[Part of a data file]
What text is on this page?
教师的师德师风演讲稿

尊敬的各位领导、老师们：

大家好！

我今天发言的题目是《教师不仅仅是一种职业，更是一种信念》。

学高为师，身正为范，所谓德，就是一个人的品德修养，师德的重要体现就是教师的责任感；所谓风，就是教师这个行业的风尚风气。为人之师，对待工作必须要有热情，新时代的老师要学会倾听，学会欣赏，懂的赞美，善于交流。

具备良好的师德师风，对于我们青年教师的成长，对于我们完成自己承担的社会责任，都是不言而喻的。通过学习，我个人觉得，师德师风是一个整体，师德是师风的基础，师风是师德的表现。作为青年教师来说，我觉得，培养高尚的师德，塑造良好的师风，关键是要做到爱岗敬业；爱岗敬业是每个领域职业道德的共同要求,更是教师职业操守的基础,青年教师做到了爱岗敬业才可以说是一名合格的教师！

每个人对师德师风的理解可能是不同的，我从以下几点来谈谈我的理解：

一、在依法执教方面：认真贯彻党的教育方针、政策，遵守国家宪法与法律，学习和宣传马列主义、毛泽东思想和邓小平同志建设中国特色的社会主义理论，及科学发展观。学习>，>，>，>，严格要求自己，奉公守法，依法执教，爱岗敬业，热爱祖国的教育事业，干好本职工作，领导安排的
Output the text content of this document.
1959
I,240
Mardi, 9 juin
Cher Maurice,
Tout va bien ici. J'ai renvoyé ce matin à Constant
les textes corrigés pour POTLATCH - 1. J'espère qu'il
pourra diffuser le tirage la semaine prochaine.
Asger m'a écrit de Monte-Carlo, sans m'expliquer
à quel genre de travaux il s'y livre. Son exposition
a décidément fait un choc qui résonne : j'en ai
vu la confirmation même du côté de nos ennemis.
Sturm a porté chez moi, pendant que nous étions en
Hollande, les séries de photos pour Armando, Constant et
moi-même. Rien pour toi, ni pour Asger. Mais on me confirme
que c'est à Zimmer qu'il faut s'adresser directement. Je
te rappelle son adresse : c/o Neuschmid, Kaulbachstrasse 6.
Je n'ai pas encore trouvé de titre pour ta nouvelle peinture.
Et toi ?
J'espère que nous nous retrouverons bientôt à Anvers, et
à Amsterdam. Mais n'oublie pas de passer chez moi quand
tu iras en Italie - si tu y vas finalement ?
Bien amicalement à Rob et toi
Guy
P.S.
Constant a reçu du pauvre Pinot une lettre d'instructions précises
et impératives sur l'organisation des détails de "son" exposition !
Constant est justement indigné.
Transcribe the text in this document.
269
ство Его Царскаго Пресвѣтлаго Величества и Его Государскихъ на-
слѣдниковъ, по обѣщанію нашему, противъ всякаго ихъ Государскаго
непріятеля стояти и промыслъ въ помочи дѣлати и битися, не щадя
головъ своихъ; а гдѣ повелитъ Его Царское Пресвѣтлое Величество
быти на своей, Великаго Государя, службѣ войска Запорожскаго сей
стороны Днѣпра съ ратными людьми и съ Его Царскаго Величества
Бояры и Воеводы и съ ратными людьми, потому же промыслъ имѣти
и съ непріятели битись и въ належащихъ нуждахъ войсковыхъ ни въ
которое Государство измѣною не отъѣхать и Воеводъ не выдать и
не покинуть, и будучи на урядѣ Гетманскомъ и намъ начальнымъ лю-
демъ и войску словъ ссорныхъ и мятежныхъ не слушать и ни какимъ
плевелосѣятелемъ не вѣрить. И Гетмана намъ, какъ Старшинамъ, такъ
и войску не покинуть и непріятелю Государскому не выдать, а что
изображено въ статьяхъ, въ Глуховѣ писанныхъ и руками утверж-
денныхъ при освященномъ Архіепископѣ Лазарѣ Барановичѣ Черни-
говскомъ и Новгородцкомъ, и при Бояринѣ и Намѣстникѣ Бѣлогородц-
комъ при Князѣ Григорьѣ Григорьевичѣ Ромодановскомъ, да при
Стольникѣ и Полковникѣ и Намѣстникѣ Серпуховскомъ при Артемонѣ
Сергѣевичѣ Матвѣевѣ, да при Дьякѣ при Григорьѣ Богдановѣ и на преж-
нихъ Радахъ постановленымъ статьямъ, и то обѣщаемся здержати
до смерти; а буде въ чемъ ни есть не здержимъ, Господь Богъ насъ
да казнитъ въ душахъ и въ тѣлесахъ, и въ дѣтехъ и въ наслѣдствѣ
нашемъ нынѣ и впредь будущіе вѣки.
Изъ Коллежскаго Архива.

== Task goal ==
Copy the material above verbatim.

== Problem solution ==
What text is on this page?
教师的师德师风演讲稿

尊敬的各位领导、老师们：

大家好！

我今天发言的题目是《教师不仅仅是一种职业，更是一种信念》。

学高为师，身正为范，所谓德，就是一个人的品德修养，师德的重要体现就是教师的责任感；所谓风，就是教师这个行业的风尚风气。为人之师，对待工作必须要有热情，新时代的老师要学会倾听，学会欣赏，懂的赞美，善于交流。

具备良好的师德师风，对于我们青年教师的成长，对于我们完成自己承担的社会责任，都是不言而喻的。通过学习，我个人觉得，师德师风是一个整体，师德是师风的基础，师风是师德的表现。作为青年教师来说，我觉得，培养高尚的师德，塑造良好的师风，关键是要做到爱岗敬业；爱岗敬业是每个领域职业道德的共同要求,更是教师职业操守的基础,青年教师做到了爱岗敬业才可以说是一名合格的教师！

每个人对师德师风的理解可能是不同的，我从以下几点来谈谈我的理解：

一、在依法执教方面：认真贯彻党的教育方针、政策，遵守国家宪法与法律，学习和宣传马列主义、毛泽东思想和邓小平同志建设中国特色的社会主义理论，及科学发展观。学习>，>，>，>，严格要求自己，奉公守法，依法执教，爱岗敬业，热爱祖国的教育事业，干好本职工作，领导安排的
Output the text content of this document.
1959
I,240
Mardi, 9 juin
Cher Maurice,
Tout va bien ici. J'ai renvoyé ce matin à Constant
les textes corrigés pour POTLATCH - 1. J'espère qu'il
pourra diffuser le tirage la semaine prochaine.
Asger m'a écrit de Monte-Carlo, sans m'expliquer
à quel genre de travaux il s'y livre. Son exposition
a décidément fait un choc qui résonne : j'en ai
vu la confirmation même du côté de nos ennemis.
Sturm a porté chez moi, pendant que nous étions en
Hollande, les séries de photos pour Armando, Constant et
moi-même. Rien pour toi, ni pour Asger. Mais on me confirme
que c'est à Zimmer qu'il faut s'adresser directement. Je
te rappelle son adresse : c/o Neuschmid, Kaulbachstrasse 6.
Je n'ai pas encore trouvé de titre pour ta nouvelle peinture.
Et toi ?
J'espère que nous nous retrouverons bientôt à Anvers, et
à Amsterdam. Mais n'oublie pas de passer chez moi quand
tu iras en Italie - si tu y vas finalement ?
Bien amicalement à Rob et toi
Guy
P.S.
Constant a reçu du pauvre Pinot une lettre d'instructions précises
et impératives sur l'organisation des détails de "son" exposition !
Constant est justement indigné.
Transcribe the text in this document.
269
ство Его Царскаго Пресвѣтлаго Величества и Его Государскихъ на-
слѣдниковъ, по обѣщанію нашему, противъ всякаго ихъ Государскаго
непріятеля стояти и промыслъ въ помочи дѣлати и битися, не щадя
головъ своихъ; а гдѣ повелитъ Его Царское Пресвѣтлое Величество
быти на своей, Великаго Государя, службѣ войска Запорожскаго сей
стороны Днѣпра съ ратными людьми и съ Его Царскаго Величества
Бояры и Воеводы и съ ратными людьми, потому же промыслъ имѣти
и съ непріятели битись и въ належащихъ нуждахъ войсковыхъ ни въ
которое Государство измѣною не отъѣхать и Воеводъ не выдать и
не покинуть, и будучи на урядѣ Гетманскомъ и намъ начальнымъ лю-
демъ и войску словъ ссорныхъ и мятежныхъ не слушать и ни какимъ
плевелосѣятелемъ не вѣрить. И Гетмана намъ, какъ Старшинамъ, такъ
и войску не покинуть и непріятелю Государскому не выдать, а что
изображено въ статьяхъ, въ Глуховѣ писанныхъ и руками утверж-
денныхъ при освященномъ Архіепископѣ Лазарѣ Барановичѣ Черни-
говскомъ и Новгородцкомъ, и при Бояринѣ и Намѣстникѣ Бѣлогородц-
комъ при Князѣ Григорьѣ Григорьевичѣ Ромодановскомъ, да при
Стольникѣ и Полковникѣ и Намѣстникѣ Серпуховскомъ при Артемонѣ
Сергѣевичѣ Матвѣевѣ, да при Дьякѣ при Григорьѣ Богдановѣ и на преж-
нихъ Радахъ постановленымъ статьямъ, и то обѣщаемся здержати
до смерти; а буде въ чемъ ни есть не здержимъ, Господь Богъ насъ
да казнитъ въ душахъ и въ тѣлесахъ, и въ дѣтехъ и въ наслѣдствѣ
нашемъ нынѣ и впредь будущіе вѣки.
Изъ Коллежскаго Архива.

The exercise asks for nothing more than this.